(Data entries)
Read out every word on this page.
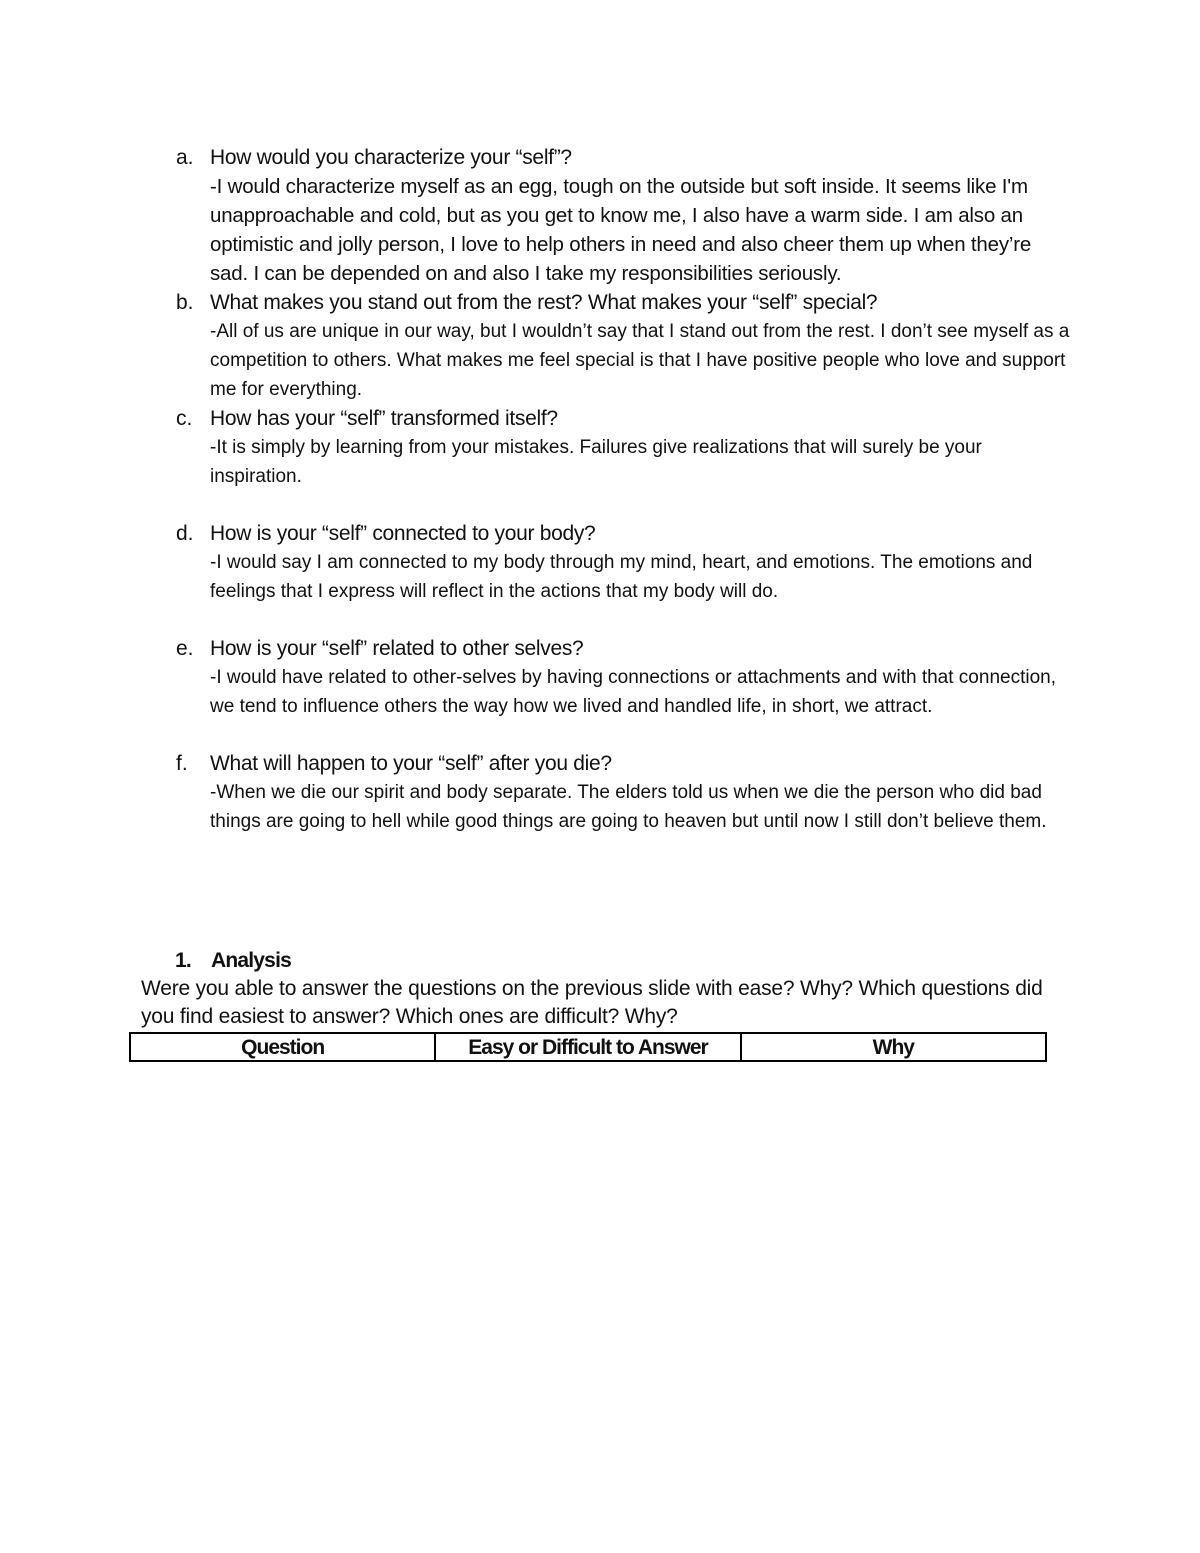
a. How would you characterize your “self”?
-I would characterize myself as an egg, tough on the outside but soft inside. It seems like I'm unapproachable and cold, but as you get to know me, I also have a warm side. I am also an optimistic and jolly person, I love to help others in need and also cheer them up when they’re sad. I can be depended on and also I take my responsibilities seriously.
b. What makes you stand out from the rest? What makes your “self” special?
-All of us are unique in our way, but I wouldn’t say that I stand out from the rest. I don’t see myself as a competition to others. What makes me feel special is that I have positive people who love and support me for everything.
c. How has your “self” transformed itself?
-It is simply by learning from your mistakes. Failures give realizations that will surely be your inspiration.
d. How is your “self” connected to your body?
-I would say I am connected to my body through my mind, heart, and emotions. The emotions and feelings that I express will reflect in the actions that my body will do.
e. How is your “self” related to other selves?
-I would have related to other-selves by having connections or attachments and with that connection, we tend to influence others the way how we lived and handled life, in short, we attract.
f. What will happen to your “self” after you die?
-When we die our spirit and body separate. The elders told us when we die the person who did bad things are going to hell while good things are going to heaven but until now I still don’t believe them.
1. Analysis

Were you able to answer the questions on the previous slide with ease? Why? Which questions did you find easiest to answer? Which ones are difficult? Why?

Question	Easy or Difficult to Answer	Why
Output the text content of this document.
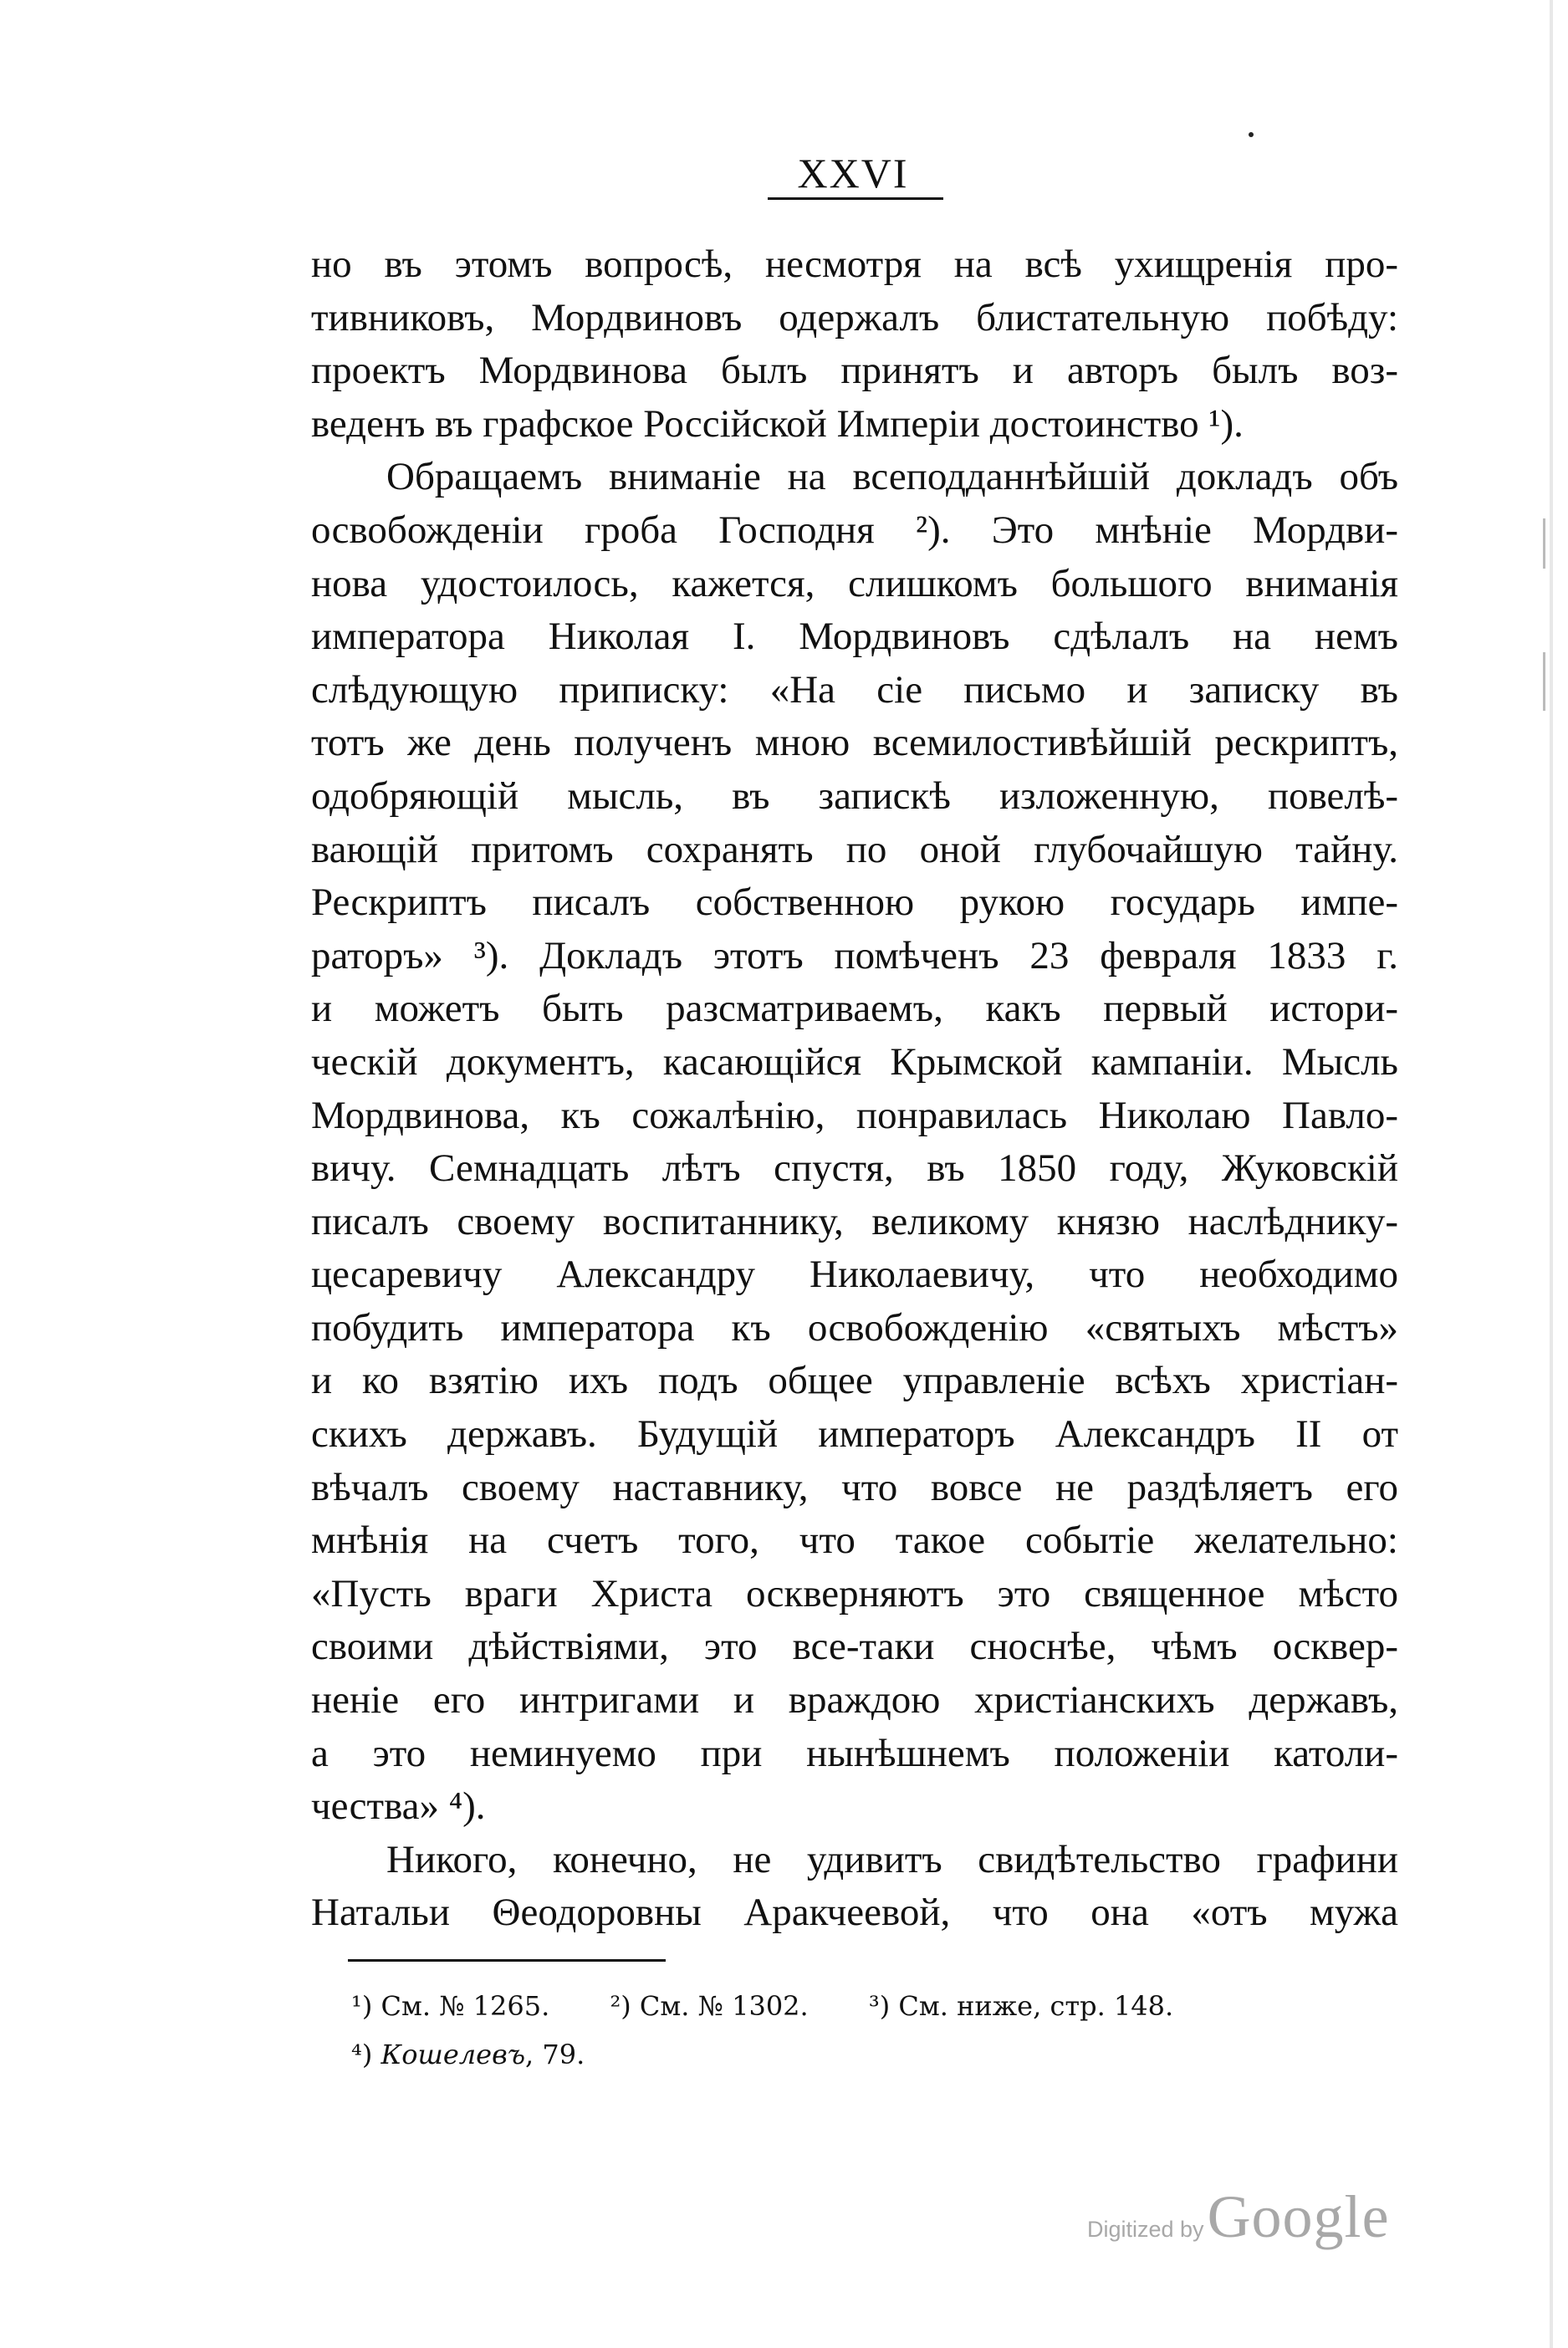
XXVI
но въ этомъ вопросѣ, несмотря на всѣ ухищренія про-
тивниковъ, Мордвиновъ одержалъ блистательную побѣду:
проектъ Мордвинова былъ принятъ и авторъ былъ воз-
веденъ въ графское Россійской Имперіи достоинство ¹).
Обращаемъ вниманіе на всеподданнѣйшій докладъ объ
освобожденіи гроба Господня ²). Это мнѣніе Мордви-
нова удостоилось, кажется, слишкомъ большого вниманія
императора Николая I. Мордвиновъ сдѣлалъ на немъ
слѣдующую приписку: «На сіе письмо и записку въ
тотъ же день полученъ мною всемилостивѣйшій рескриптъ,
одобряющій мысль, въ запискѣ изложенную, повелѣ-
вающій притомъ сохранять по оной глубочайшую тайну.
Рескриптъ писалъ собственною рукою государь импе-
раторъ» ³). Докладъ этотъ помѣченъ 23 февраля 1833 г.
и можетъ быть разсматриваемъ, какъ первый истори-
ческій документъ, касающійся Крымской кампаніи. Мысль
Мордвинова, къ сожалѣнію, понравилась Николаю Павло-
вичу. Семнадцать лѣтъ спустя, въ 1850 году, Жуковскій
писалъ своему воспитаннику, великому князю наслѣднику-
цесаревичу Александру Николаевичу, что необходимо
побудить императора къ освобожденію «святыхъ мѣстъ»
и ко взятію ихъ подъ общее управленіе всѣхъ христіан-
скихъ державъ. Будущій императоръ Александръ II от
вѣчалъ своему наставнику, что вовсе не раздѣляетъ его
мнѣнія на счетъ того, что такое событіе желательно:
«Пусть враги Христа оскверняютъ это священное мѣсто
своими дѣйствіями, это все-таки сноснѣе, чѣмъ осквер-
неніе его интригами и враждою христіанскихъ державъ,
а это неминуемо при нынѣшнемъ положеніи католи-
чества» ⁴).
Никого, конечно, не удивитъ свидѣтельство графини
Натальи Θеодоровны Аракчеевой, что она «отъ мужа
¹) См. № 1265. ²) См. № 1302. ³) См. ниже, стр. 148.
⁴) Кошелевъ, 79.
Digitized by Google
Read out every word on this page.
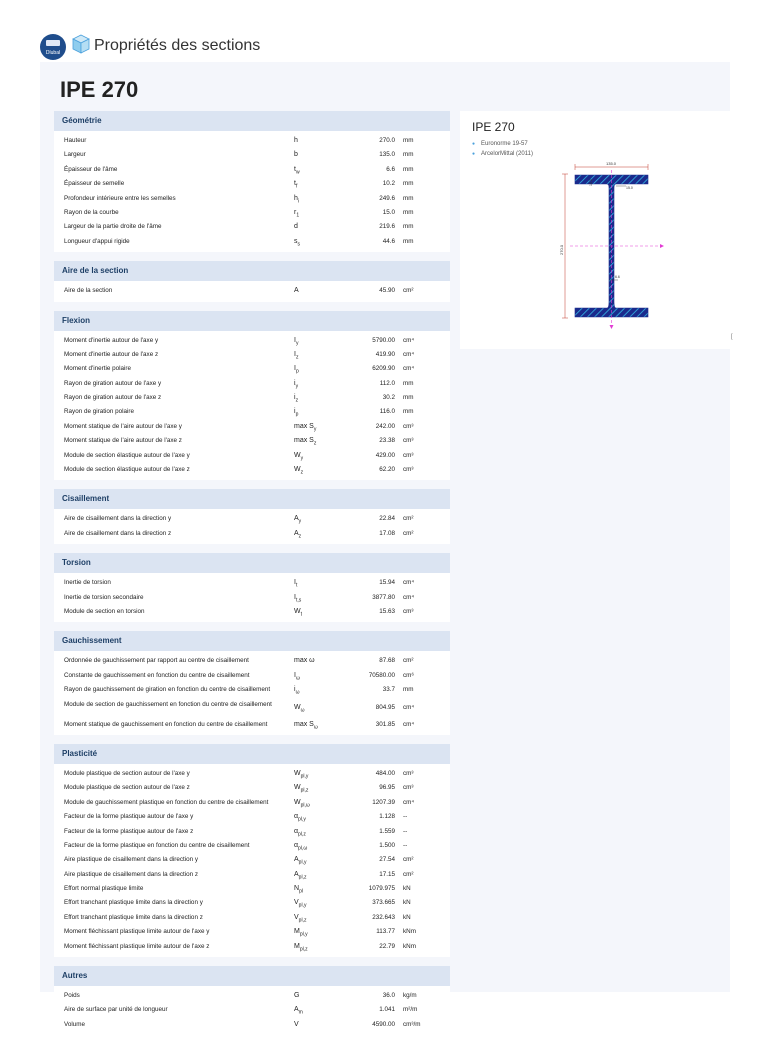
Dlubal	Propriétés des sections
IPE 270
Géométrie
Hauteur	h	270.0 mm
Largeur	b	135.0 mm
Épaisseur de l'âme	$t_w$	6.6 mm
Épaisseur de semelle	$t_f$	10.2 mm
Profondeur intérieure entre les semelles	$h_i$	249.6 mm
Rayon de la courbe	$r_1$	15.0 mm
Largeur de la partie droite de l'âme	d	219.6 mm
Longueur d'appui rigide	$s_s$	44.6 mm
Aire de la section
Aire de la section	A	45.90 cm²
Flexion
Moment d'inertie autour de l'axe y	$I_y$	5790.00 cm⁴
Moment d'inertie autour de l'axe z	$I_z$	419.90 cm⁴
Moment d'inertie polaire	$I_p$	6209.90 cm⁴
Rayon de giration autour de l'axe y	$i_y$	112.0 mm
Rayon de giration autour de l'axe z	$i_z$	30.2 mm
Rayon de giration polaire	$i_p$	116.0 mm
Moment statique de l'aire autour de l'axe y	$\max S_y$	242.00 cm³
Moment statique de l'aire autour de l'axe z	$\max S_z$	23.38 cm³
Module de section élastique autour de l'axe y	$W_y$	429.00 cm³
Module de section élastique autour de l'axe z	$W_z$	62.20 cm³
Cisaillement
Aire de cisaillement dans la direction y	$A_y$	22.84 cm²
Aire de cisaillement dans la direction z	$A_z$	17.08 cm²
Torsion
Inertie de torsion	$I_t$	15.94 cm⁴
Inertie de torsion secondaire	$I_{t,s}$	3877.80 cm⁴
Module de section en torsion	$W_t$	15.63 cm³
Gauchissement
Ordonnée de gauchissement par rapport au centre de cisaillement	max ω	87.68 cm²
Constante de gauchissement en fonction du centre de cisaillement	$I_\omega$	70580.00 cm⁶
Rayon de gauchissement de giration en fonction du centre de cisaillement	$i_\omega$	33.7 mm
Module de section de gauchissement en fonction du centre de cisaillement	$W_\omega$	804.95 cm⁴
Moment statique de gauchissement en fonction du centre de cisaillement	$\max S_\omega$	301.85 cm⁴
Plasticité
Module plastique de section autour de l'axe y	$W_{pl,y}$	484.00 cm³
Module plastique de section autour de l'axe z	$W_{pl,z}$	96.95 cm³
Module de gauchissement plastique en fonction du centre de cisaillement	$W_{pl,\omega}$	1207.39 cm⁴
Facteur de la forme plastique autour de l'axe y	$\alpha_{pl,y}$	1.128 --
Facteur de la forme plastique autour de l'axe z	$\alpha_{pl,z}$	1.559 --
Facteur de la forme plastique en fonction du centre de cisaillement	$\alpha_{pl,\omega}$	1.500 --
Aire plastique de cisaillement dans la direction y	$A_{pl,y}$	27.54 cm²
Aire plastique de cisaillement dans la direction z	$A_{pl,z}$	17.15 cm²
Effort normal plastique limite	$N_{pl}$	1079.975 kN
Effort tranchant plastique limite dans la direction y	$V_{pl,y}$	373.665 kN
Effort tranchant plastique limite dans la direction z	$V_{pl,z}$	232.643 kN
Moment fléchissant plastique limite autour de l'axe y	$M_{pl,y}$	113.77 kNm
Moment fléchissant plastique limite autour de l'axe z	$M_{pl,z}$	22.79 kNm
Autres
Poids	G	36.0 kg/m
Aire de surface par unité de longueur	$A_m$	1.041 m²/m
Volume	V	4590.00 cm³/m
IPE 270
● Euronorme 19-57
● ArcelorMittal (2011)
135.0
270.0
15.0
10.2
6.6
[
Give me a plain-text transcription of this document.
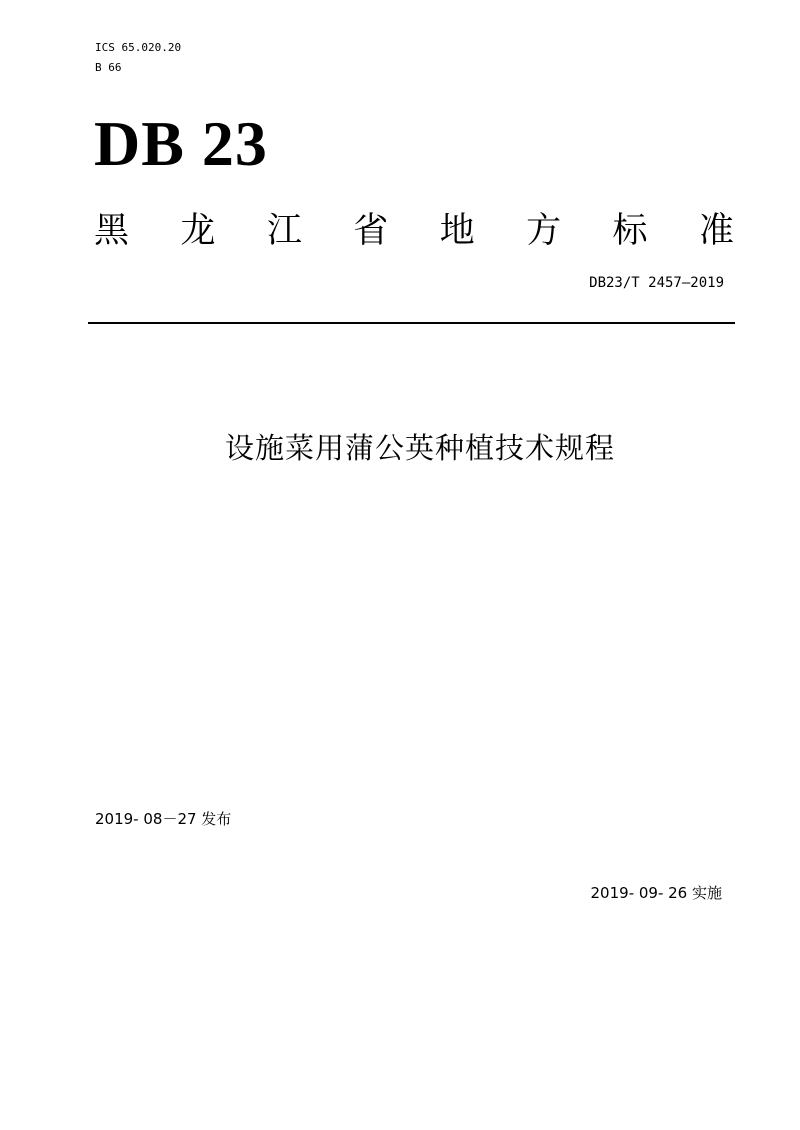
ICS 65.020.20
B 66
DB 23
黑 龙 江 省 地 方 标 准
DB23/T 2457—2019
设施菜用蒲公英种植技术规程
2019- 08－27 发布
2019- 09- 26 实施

→ Set task:
Find the word "fléchissant" in the data and show each line that holds it.

→ Task answer:
Moment fléchissant plastique limite autour de l'axe y	$M_{pl,y}$	113.77 kNm
Moment fléchissant plastique limite autour de l'axe z	$M_{pl,z}$	22.79 kNm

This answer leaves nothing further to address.